[begin SUPPLIED DATA]
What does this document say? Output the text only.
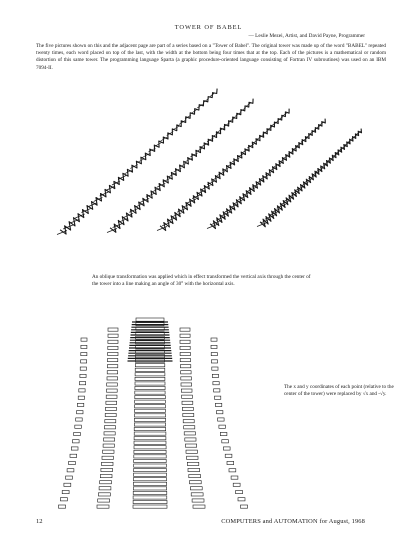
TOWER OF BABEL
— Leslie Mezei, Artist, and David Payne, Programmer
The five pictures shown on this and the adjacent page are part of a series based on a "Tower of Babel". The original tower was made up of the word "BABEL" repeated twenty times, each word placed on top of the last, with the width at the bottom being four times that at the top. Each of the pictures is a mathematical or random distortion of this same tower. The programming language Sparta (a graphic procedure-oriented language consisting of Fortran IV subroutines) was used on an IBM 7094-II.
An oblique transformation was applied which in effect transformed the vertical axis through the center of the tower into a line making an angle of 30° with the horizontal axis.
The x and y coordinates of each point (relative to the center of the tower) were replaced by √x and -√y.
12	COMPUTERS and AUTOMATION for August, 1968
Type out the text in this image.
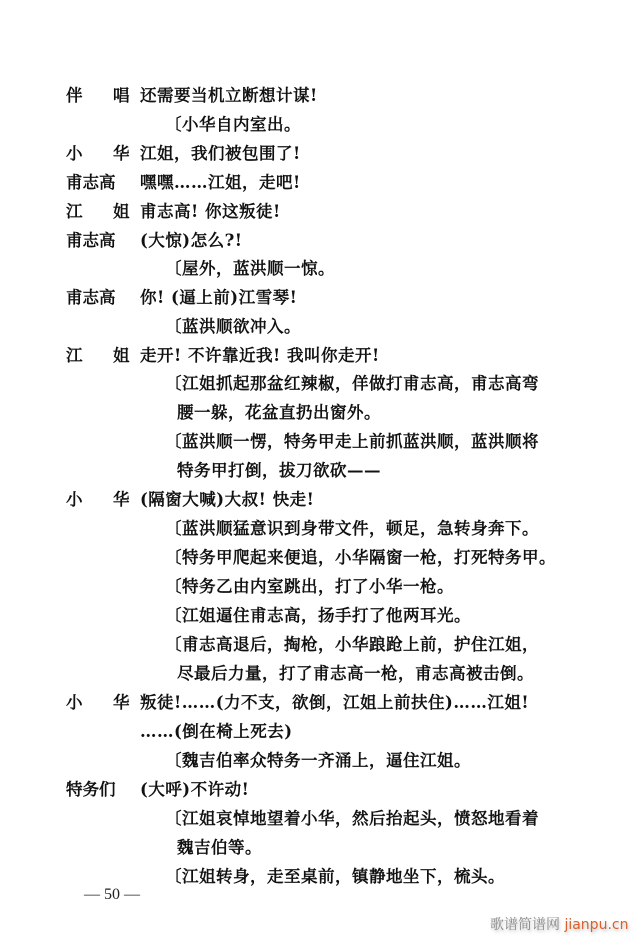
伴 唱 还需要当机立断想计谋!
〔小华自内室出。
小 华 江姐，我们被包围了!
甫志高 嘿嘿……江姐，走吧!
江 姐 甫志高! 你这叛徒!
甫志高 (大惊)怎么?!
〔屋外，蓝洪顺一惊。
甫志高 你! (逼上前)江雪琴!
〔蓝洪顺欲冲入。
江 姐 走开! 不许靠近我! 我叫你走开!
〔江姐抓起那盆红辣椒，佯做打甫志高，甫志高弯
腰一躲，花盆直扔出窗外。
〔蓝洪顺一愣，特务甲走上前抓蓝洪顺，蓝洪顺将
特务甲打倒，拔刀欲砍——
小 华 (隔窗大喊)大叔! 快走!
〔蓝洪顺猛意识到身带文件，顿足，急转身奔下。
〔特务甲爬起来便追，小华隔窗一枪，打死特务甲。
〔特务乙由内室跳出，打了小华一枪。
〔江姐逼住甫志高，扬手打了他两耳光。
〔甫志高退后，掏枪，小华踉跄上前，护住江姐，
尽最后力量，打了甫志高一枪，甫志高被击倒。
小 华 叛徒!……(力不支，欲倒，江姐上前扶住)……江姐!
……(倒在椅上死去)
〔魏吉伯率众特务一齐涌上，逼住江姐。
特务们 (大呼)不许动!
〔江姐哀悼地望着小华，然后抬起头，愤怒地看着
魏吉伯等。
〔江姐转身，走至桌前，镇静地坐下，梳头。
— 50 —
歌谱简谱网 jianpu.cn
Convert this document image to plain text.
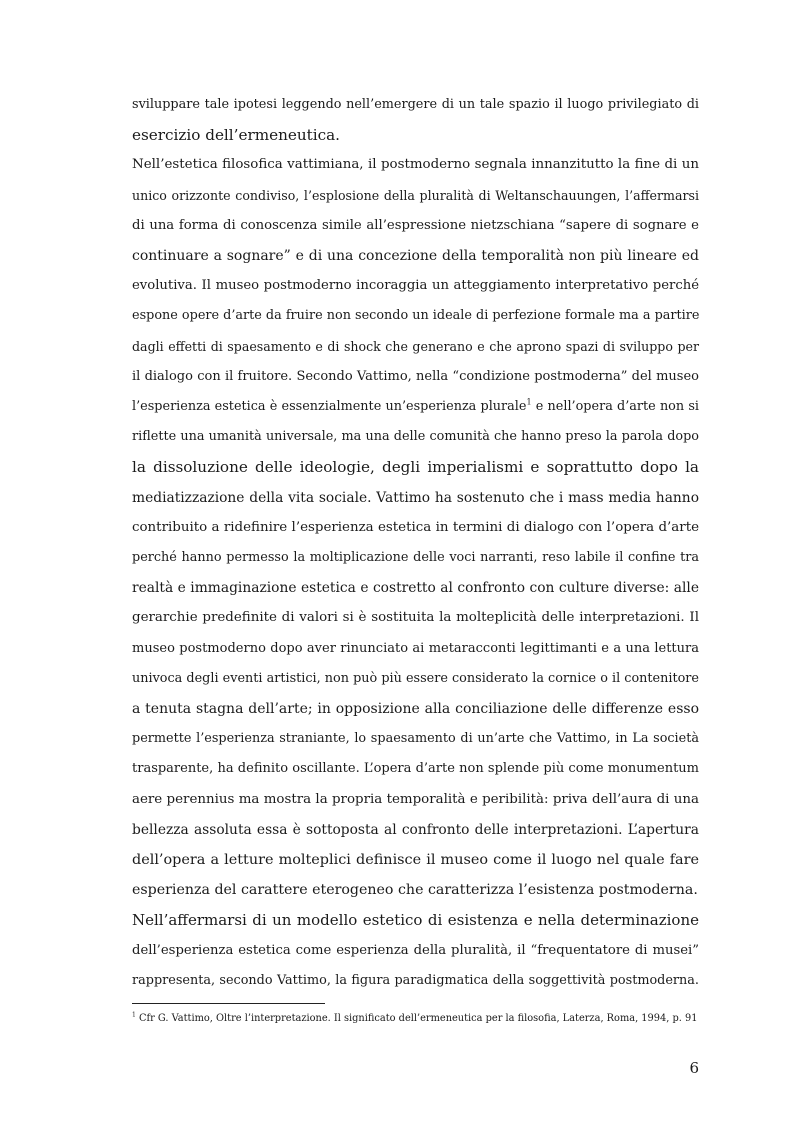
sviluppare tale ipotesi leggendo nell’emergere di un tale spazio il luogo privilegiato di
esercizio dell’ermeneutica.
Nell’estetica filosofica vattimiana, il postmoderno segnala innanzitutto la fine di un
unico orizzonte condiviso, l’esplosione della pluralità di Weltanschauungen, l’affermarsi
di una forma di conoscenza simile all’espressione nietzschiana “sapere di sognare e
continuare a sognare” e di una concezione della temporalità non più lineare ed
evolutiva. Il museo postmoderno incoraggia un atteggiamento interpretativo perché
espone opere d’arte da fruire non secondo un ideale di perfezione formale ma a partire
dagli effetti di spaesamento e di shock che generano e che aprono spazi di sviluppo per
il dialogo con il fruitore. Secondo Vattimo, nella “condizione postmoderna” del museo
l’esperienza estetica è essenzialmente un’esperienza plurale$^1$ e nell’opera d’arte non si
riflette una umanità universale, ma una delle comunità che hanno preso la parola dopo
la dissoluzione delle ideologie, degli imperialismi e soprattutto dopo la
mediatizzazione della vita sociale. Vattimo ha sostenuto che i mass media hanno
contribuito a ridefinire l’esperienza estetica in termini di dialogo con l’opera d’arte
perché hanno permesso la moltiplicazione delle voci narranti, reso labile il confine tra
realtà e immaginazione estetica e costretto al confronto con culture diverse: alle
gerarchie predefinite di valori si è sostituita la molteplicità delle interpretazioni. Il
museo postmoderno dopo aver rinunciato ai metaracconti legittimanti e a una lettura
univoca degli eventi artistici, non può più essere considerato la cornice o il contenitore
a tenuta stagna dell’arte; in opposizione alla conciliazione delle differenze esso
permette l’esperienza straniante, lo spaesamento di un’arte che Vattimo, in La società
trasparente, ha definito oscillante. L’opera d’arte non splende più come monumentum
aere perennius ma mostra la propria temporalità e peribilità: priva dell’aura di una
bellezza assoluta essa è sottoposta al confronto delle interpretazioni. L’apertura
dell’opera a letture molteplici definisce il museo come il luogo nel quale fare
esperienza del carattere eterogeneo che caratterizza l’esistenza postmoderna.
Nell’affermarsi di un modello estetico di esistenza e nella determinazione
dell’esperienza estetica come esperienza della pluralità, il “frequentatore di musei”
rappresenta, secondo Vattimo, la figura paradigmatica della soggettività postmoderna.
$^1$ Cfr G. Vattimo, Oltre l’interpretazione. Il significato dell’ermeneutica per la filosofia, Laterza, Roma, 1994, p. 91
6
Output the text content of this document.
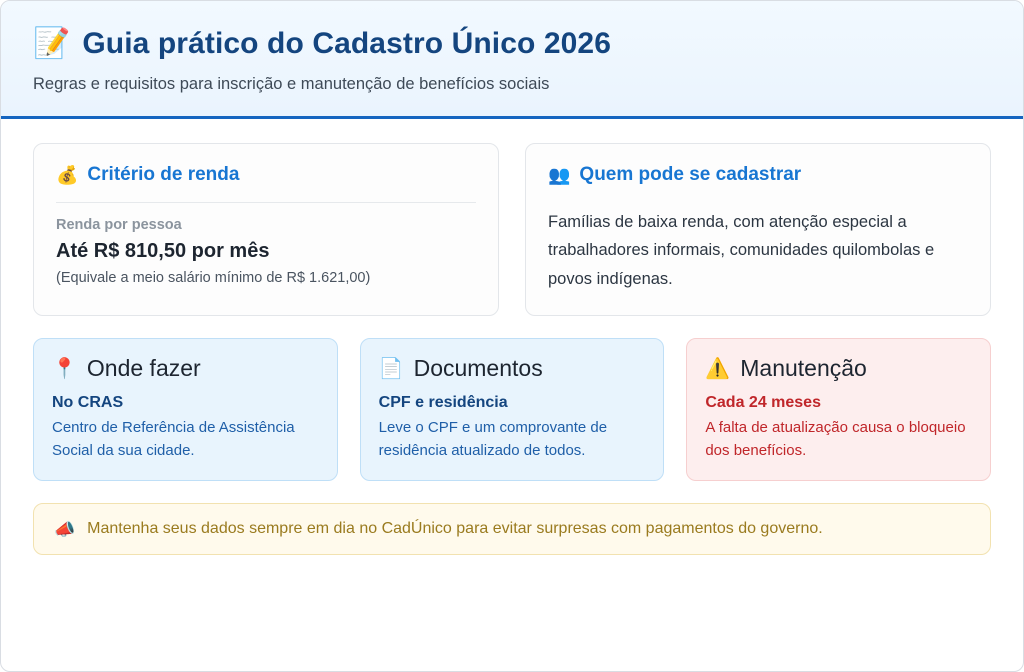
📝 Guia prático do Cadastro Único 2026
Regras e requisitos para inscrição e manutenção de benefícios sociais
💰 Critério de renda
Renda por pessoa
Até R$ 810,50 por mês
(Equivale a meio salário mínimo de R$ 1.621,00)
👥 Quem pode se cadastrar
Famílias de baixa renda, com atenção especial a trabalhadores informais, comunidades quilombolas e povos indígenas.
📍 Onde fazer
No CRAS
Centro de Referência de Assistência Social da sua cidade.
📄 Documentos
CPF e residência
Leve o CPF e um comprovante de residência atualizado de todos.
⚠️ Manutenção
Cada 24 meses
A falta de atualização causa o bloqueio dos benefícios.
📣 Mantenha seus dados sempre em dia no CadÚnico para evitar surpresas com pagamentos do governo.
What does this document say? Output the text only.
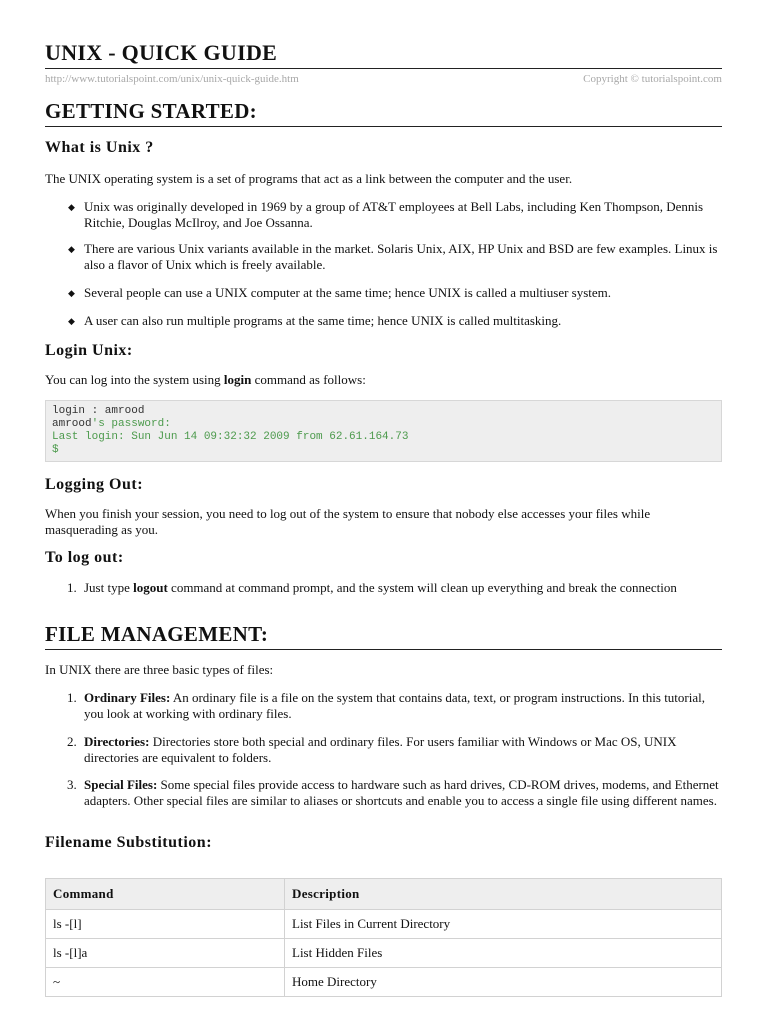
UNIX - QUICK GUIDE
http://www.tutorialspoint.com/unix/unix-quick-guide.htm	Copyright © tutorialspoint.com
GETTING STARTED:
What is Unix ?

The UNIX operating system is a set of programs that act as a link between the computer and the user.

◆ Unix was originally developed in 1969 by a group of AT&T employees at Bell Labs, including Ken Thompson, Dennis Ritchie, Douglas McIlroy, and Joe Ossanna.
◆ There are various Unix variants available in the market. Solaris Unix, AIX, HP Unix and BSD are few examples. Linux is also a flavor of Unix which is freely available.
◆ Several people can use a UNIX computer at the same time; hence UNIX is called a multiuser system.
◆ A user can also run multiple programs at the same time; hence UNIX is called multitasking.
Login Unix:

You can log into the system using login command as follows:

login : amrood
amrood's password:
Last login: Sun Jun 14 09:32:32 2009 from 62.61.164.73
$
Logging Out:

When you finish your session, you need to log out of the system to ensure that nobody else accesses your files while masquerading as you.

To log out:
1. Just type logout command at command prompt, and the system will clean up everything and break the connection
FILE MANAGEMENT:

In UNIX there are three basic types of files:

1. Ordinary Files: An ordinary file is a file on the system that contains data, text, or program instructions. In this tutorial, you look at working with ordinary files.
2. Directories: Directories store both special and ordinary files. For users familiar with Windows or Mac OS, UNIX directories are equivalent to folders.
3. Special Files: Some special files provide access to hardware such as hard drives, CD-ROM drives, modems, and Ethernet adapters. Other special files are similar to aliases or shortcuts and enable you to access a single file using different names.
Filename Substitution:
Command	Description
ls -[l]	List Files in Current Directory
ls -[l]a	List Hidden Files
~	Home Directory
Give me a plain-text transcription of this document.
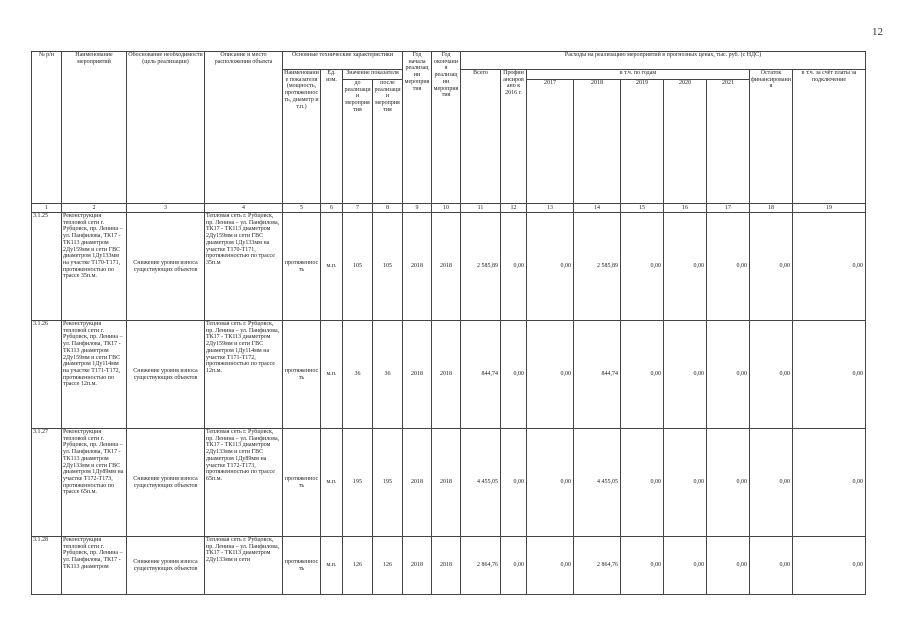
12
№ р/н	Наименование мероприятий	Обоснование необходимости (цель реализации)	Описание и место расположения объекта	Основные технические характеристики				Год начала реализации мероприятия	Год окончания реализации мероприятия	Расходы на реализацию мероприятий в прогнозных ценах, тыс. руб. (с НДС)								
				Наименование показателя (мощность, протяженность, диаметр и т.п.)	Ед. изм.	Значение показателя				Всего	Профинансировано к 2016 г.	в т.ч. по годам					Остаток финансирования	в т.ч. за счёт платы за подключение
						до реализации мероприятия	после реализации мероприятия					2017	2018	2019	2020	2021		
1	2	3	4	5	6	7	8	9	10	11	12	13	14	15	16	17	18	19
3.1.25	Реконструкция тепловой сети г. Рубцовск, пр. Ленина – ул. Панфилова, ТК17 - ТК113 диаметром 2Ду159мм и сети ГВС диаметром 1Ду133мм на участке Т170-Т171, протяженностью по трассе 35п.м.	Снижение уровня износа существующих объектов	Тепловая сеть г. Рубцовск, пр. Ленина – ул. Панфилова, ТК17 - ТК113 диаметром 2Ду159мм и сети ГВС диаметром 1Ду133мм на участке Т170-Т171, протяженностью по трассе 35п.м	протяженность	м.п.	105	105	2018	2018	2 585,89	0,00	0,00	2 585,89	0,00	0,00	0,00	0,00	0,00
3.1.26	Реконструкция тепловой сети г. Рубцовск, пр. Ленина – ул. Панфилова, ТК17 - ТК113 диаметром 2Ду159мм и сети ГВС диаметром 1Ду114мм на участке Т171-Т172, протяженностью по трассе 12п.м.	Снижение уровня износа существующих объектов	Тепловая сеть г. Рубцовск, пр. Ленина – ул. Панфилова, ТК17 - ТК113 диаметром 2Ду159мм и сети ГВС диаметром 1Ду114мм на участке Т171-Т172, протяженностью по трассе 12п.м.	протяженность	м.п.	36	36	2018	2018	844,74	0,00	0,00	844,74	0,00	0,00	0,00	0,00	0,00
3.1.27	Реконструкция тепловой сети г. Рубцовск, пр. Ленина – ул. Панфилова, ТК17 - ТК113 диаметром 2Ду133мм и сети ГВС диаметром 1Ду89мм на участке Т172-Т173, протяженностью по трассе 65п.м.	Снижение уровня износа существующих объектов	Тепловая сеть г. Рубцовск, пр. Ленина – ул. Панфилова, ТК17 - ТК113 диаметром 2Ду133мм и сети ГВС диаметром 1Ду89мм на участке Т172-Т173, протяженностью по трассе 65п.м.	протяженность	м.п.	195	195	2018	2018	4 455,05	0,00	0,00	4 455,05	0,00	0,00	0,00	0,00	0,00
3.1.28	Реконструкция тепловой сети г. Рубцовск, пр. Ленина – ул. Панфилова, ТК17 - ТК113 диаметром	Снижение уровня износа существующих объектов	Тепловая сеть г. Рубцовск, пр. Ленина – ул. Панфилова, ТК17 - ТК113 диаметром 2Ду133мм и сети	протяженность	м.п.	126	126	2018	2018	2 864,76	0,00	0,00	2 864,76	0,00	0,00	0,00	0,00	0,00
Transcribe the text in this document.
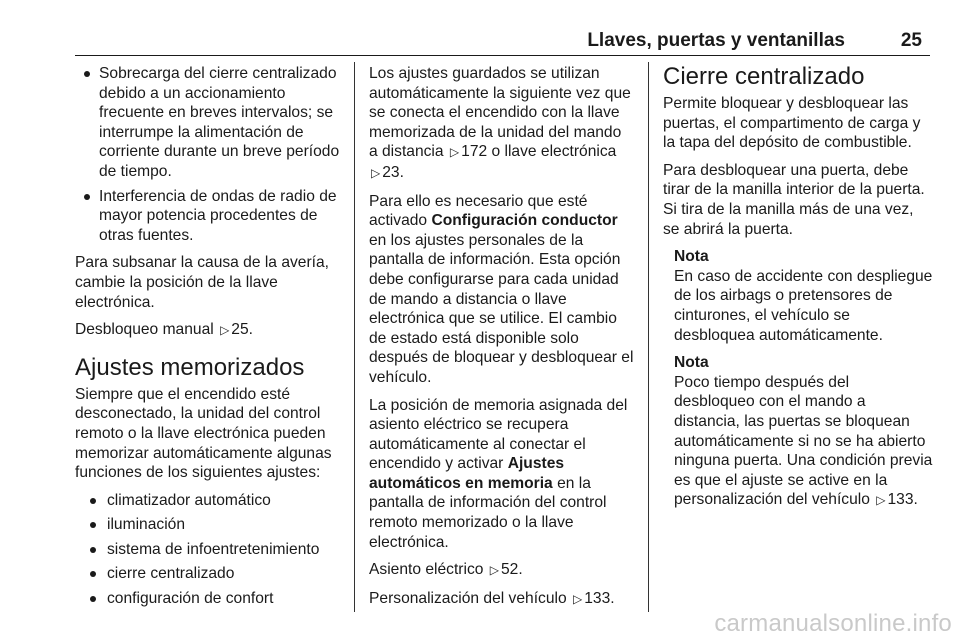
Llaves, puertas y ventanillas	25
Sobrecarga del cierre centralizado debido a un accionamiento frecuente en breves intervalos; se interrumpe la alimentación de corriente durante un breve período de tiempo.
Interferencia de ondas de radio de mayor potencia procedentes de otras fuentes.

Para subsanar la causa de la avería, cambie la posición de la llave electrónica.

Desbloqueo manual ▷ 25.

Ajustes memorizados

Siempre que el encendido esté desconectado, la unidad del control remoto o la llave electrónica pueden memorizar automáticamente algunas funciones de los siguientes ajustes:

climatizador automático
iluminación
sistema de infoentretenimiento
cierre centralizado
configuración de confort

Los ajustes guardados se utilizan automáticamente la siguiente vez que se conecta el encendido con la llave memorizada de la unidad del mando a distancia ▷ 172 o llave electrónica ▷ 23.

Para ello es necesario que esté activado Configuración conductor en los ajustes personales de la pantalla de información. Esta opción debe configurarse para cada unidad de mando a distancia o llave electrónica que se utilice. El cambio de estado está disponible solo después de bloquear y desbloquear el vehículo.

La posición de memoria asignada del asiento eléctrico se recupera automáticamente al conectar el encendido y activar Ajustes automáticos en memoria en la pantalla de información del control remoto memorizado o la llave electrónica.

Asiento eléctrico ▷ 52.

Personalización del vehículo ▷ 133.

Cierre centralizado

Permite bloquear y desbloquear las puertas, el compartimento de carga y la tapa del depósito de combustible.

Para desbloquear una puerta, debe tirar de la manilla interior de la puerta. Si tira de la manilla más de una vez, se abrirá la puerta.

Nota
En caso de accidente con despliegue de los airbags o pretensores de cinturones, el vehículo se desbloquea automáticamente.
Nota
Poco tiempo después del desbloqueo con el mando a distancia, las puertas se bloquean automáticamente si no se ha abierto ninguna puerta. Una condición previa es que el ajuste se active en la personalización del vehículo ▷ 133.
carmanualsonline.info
[end SUPPLIED DATA]
Scan the listing above and identify each line holding the string "sognare"; copy every such line.

**FINISHED ANSWER**
di una forma di conoscenza simile all’espressione nietzschiana “sapere di sognare e
continuare a sognare” e di una concezione della temporalità non più lineare ed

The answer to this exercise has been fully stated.